-- start of AVAILABLE DATA --

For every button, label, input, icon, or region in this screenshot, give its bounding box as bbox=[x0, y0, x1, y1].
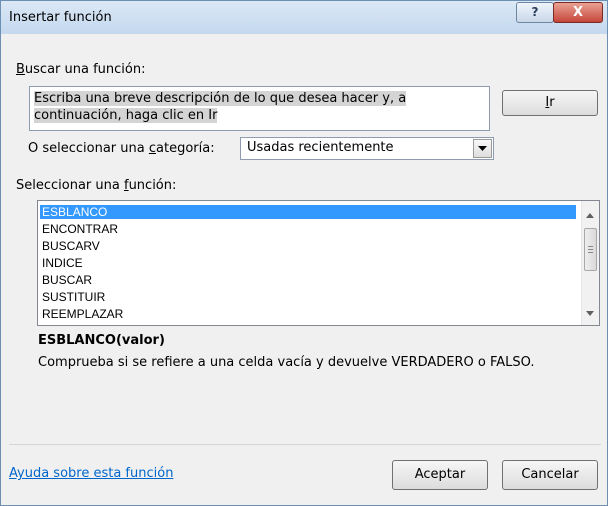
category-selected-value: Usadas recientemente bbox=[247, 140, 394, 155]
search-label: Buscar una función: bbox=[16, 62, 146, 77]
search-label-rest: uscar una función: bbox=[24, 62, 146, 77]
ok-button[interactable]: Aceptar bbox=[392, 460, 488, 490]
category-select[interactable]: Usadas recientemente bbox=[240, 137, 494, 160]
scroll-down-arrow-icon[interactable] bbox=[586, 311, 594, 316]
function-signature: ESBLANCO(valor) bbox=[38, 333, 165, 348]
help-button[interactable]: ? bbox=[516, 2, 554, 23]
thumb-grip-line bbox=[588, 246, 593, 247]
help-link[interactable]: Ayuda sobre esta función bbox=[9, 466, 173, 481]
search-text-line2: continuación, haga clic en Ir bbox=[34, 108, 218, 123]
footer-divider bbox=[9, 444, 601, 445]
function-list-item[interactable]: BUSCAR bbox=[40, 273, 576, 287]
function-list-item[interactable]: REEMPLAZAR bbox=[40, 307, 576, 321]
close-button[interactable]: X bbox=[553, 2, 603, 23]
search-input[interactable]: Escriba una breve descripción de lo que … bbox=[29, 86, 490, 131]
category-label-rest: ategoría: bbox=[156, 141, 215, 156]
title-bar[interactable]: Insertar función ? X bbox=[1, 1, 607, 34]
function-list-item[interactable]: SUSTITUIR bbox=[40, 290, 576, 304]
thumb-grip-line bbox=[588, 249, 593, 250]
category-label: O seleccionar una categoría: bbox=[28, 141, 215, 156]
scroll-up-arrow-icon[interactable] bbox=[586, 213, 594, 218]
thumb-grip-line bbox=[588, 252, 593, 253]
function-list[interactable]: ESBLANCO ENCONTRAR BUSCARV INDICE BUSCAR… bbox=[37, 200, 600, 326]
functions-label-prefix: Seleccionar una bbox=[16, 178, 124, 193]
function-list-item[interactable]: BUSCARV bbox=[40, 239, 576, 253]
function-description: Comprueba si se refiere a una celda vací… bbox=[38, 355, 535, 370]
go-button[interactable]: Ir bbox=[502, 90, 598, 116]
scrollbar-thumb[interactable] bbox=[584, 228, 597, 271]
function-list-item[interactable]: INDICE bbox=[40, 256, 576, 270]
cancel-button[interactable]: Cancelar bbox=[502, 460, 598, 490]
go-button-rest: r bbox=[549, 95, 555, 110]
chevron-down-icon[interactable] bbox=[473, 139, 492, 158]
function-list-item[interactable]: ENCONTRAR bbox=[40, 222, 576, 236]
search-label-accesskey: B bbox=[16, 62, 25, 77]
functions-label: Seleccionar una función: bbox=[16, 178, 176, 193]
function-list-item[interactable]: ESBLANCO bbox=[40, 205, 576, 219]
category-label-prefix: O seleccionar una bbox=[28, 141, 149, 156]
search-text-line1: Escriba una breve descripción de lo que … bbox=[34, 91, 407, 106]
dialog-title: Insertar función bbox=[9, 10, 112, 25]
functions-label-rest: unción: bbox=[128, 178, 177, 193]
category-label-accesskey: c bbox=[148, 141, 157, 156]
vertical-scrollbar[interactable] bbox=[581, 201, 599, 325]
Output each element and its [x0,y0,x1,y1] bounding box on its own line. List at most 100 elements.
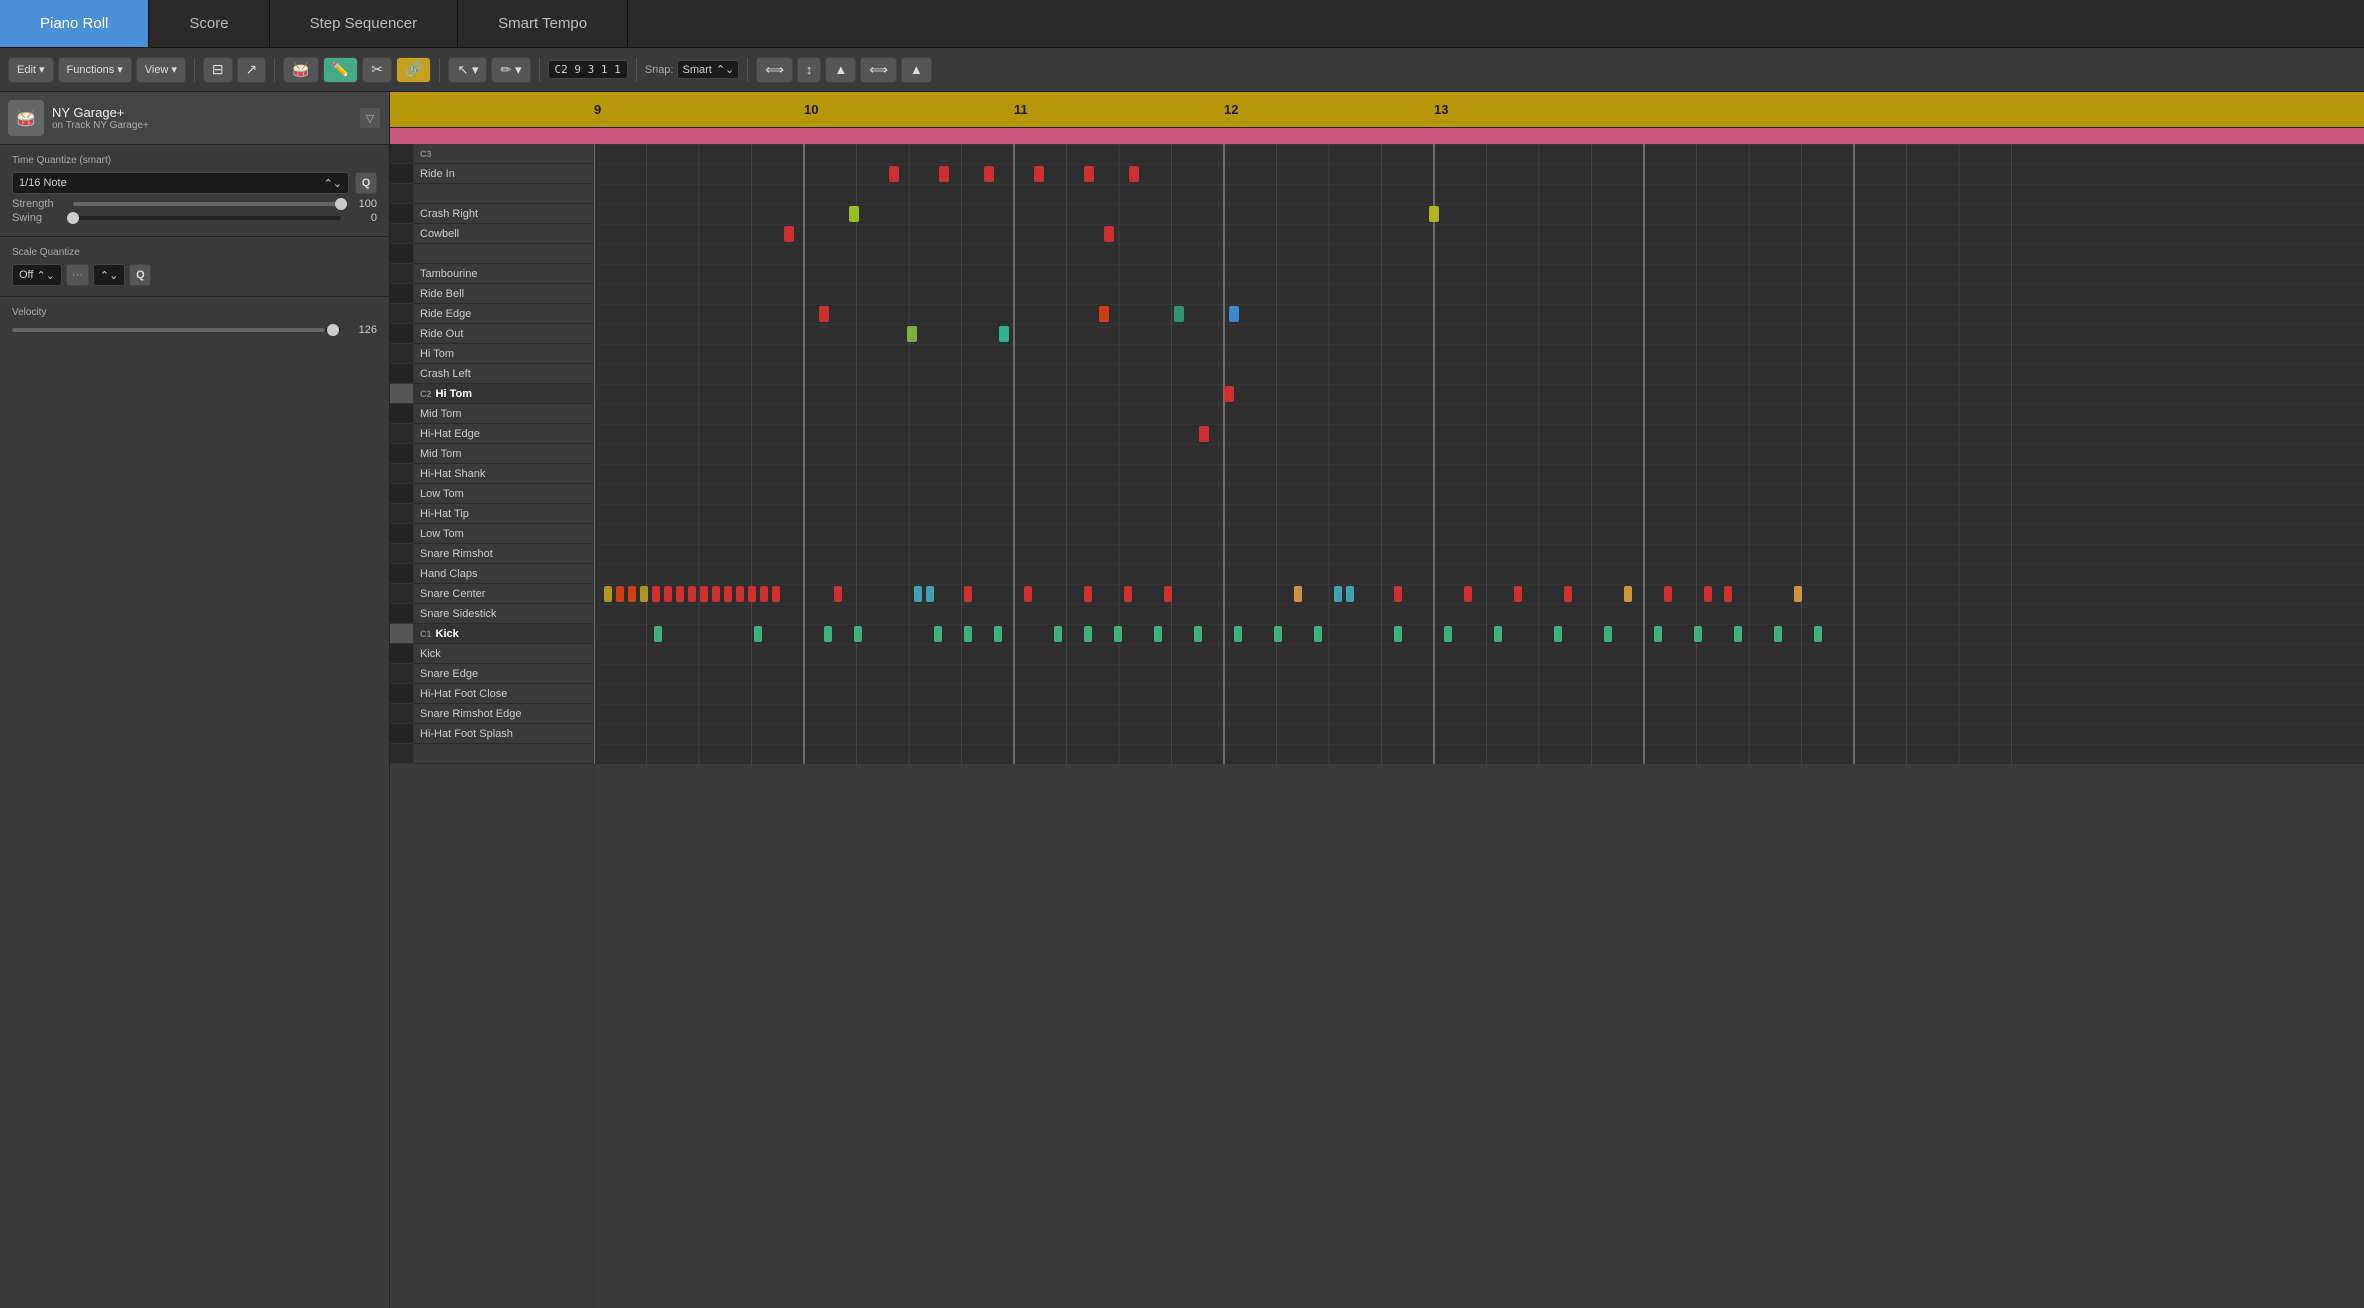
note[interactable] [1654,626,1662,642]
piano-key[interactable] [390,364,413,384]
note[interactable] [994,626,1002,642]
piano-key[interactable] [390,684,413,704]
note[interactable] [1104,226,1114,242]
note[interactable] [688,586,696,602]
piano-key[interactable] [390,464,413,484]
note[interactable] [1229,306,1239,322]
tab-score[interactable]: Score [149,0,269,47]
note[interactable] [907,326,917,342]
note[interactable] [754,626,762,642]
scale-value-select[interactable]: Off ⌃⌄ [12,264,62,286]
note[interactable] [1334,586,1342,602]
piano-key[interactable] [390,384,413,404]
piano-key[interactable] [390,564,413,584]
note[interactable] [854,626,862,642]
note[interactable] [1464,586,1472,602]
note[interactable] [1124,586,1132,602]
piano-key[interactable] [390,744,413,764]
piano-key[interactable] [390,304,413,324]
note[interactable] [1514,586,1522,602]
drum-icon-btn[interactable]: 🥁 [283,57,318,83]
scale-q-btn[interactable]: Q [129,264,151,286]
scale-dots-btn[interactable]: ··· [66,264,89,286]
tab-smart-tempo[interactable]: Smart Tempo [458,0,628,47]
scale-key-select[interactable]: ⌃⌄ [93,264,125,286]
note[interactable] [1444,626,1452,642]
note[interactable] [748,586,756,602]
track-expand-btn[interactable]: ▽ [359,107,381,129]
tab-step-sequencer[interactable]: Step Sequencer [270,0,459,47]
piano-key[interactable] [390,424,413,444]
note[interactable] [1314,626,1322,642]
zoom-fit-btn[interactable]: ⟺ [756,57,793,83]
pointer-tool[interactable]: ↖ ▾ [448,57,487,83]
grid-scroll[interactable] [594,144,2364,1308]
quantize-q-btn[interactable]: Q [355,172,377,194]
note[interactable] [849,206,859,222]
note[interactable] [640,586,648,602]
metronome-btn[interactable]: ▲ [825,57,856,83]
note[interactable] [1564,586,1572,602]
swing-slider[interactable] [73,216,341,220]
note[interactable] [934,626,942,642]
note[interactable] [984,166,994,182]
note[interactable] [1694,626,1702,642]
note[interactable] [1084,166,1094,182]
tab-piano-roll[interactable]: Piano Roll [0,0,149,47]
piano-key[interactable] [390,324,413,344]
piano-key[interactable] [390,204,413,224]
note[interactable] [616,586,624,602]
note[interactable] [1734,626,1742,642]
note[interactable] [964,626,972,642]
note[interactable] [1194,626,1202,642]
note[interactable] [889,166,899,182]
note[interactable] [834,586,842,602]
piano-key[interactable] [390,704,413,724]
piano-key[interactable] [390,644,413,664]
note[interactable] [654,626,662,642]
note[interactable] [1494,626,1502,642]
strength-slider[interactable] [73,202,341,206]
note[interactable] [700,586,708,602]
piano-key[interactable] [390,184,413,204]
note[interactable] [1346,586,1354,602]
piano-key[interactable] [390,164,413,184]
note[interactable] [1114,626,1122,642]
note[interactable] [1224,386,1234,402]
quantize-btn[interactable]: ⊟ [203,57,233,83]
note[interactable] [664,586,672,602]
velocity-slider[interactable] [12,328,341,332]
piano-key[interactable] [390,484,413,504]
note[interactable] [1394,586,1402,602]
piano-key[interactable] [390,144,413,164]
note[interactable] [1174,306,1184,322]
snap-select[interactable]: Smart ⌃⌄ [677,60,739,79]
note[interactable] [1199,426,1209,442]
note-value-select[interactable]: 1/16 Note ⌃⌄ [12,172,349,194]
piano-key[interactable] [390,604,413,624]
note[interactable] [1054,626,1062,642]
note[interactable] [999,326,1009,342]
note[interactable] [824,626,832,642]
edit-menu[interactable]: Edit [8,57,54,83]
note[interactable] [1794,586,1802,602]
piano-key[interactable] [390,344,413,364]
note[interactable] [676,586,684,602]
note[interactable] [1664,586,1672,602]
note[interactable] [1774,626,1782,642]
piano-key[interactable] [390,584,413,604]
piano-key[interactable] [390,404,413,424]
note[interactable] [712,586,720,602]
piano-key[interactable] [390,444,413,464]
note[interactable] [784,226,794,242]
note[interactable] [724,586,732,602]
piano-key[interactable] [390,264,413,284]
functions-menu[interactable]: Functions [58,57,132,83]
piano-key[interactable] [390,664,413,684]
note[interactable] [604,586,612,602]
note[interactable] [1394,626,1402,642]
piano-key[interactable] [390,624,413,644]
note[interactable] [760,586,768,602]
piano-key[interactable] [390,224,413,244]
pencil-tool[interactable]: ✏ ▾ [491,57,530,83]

-- end of AVAILABLE DATA --

* _EXERCISE TASK_
Please retype all of the data above exactly, leaving out the pictures.

* _WRITTEN ANSWER_
For every button, label, input, icon, or region in this screenshot, give its bounding box as bbox=[x0, y0, x1, y1].
category-selected-value: Usadas recientemente bbox=[247, 140, 394, 155]
search-label: Buscar una función: bbox=[16, 62, 146, 77]
search-label-rest: uscar una función: bbox=[24, 62, 146, 77]
ok-button[interactable]: Aceptar bbox=[392, 460, 488, 490]
category-select[interactable]: Usadas recientemente bbox=[240, 137, 494, 160]
scroll-down-arrow-icon[interactable] bbox=[586, 311, 594, 316]
function-signature: ESBLANCO(valor) bbox=[38, 333, 165, 348]
help-button[interactable]: ? bbox=[516, 2, 554, 23]
thumb-grip-line bbox=[588, 246, 593, 247]
help-link[interactable]: Ayuda sobre esta función bbox=[9, 466, 173, 481]
search-text-line2: continuación, haga clic en Ir bbox=[34, 108, 218, 123]
footer-divider bbox=[9, 444, 601, 445]
function-list-item[interactable]: BUSCAR bbox=[40, 273, 576, 287]
function-list-item[interactable]: REEMPLAZAR bbox=[40, 307, 576, 321]
close-button[interactable]: X bbox=[553, 2, 603, 23]
search-input[interactable]: Escriba una breve descripción de lo que … bbox=[29, 86, 490, 131]
category-label-rest: ategoría: bbox=[156, 141, 215, 156]
title-bar[interactable]: Insertar función ? X bbox=[1, 1, 607, 34]
function-list-item[interactable]: SUSTITUIR bbox=[40, 290, 576, 304]
thumb-grip-line bbox=[588, 249, 593, 250]
category-label: O seleccionar una categoría: bbox=[28, 141, 215, 156]
scroll-up-arrow-icon[interactable] bbox=[586, 213, 594, 218]
thumb-grip-line bbox=[588, 252, 593, 253]
function-list[interactable]: ESBLANCO ENCONTRAR BUSCARV INDICE BUSCAR… bbox=[37, 200, 600, 326]
functions-label-prefix: Seleccionar una bbox=[16, 178, 124, 193]
function-list-item[interactable]: BUSCARV bbox=[40, 239, 576, 253]
function-description: Comprueba si se refiere a una celda vací… bbox=[38, 355, 535, 370]
go-button[interactable]: Ir bbox=[502, 90, 598, 116]
scrollbar-thumb[interactable] bbox=[584, 228, 597, 271]
function-list-item[interactable]: INDICE bbox=[40, 256, 576, 270]
cancel-button[interactable]: Cancelar bbox=[502, 460, 598, 490]
go-button-rest: r bbox=[549, 95, 555, 110]
chevron-down-icon[interactable] bbox=[473, 139, 492, 158]
function-list-item[interactable]: ENCONTRAR bbox=[40, 222, 576, 236]
search-label-accesskey: B bbox=[16, 62, 25, 77]
functions-label: Seleccionar una función: bbox=[16, 178, 176, 193]
function-list-item[interactable]: ESBLANCO bbox=[40, 205, 576, 219]
category-label-prefix: O seleccionar una bbox=[28, 141, 149, 156]
search-text-line1: Escriba una breve descripción de lo que … bbox=[34, 91, 407, 106]
dialog-title: Insertar función bbox=[9, 10, 112, 25]
functions-label-rest: unción: bbox=[128, 178, 177, 193]
category-label-accesskey: c bbox=[148, 141, 157, 156]
vertical-scrollbar[interactable] bbox=[581, 201, 599, 325]
Output each element and its [x0,y0,x1,y1] bounding box on its own line. List at most 100 elements.
note[interactable] [1654,626,1662,642]
piano-key[interactable] [390,364,413,384]
note[interactable] [994,626,1002,642]
piano-key[interactable] [390,684,413,704]
note[interactable] [1104,226,1114,242]
note[interactable] [688,586,696,602]
piano-key[interactable] [390,464,413,484]
note[interactable] [1229,306,1239,322]
tab-score[interactable]: Score [149,0,269,47]
note[interactable] [907,326,917,342]
note[interactable] [754,626,762,642]
scale-value-select[interactable]: Off ⌃⌄ [12,264,62,286]
note[interactable] [1334,586,1342,602]
piano-key[interactable] [390,384,413,404]
piano-key[interactable] [390,564,413,584]
note[interactable] [854,626,862,642]
note[interactable] [1464,586,1472,602]
note[interactable] [1124,586,1132,602]
piano-key[interactable] [390,744,413,764]
piano-key[interactable] [390,304,413,324]
note[interactable] [1514,586,1522,602]
drum-icon-btn[interactable]: 🥁 [283,57,318,83]
scale-q-btn[interactable]: Q [129,264,151,286]
scale-dots-btn[interactable]: ··· [66,264,89,286]
tab-smart-tempo[interactable]: Smart Tempo [458,0,628,47]
scale-key-select[interactable]: ⌃⌄ [93,264,125,286]
note[interactable] [1444,626,1452,642]
note[interactable] [748,586,756,602]
track-expand-btn[interactable]: ▽ [359,107,381,129]
tab-step-sequencer[interactable]: Step Sequencer [270,0,459,47]
piano-key[interactable] [390,424,413,444]
note[interactable] [1314,626,1322,642]
zoom-fit-btn[interactable]: ⟺ [756,57,793,83]
pointer-tool[interactable]: ↖ ▾ [448,57,487,83]
grid-scroll[interactable] [594,144,2364,1308]
quantize-q-btn[interactable]: Q [355,172,377,194]
note[interactable] [849,206,859,222]
note[interactable] [640,586,648,602]
metronome-btn[interactable]: ▲ [825,57,856,83]
note[interactable] [1564,586,1572,602]
swing-slider[interactable] [73,216,341,220]
note[interactable] [934,626,942,642]
note[interactable] [984,166,994,182]
note[interactable] [1694,626,1702,642]
note[interactable] [1084,166,1094,182]
tab-piano-roll[interactable]: Piano Roll [0,0,149,47]
piano-key[interactable] [390,324,413,344]
piano-key[interactable] [390,204,413,224]
note[interactable] [616,586,624,602]
note[interactable] [1734,626,1742,642]
note[interactable] [964,626,972,642]
note[interactable] [1194,626,1202,642]
note[interactable] [889,166,899,182]
note[interactable] [834,586,842,602]
piano-key[interactable] [390,704,413,724]
piano-key[interactable] [390,644,413,664]
note[interactable] [654,626,662,642]
note[interactable] [1494,626,1502,642]
strength-slider[interactable] [73,202,341,206]
note[interactable] [700,586,708,602]
piano-key[interactable] [390,184,413,204]
note[interactable] [1346,586,1354,602]
piano-key[interactable] [390,164,413,184]
note[interactable] [1114,626,1122,642]
note[interactable] [1224,386,1234,402]
quantize-btn[interactable]: ⊟ [203,57,233,83]
note[interactable] [664,586,672,602]
velocity-slider[interactable] [12,328,341,332]
piano-key[interactable] [390,484,413,504]
note[interactable] [1394,586,1402,602]
piano-key[interactable] [390,144,413,164]
note[interactable] [1174,306,1184,322]
snap-select[interactable]: Smart ⌃⌄ [677,60,739,79]
note[interactable] [1199,426,1209,442]
note-value-select[interactable]: 1/16 Note ⌃⌄ [12,172,349,194]
piano-key[interactable] [390,604,413,624]
note[interactable] [1054,626,1062,642]
note[interactable] [999,326,1009,342]
note[interactable] [824,626,832,642]
edit-menu[interactable]: Edit [8,57,54,83]
note[interactable] [1794,586,1802,602]
piano-key[interactable] [390,344,413,364]
note[interactable] [676,586,684,602]
note[interactable] [1664,586,1672,602]
note[interactable] [1774,626,1782,642]
piano-key[interactable] [390,584,413,604]
piano-key[interactable] [390,404,413,424]
note[interactable] [712,586,720,602]
piano-key[interactable] [390,444,413,464]
note[interactable] [784,226,794,242]
note[interactable] [724,586,732,602]
piano-key[interactable] [390,264,413,284]
functions-menu[interactable]: Functions [58,57,132,83]
piano-key[interactable] [390,664,413,684]
note[interactable] [604,586,612,602]
note[interactable] [1394,626,1402,642]
piano-key[interactable] [390,624,413,644]
note[interactable] [760,586,768,602]
piano-key[interactable] [390,224,413,244]
pencil-tool[interactable]: ✏ ▾ [491,57,530,83]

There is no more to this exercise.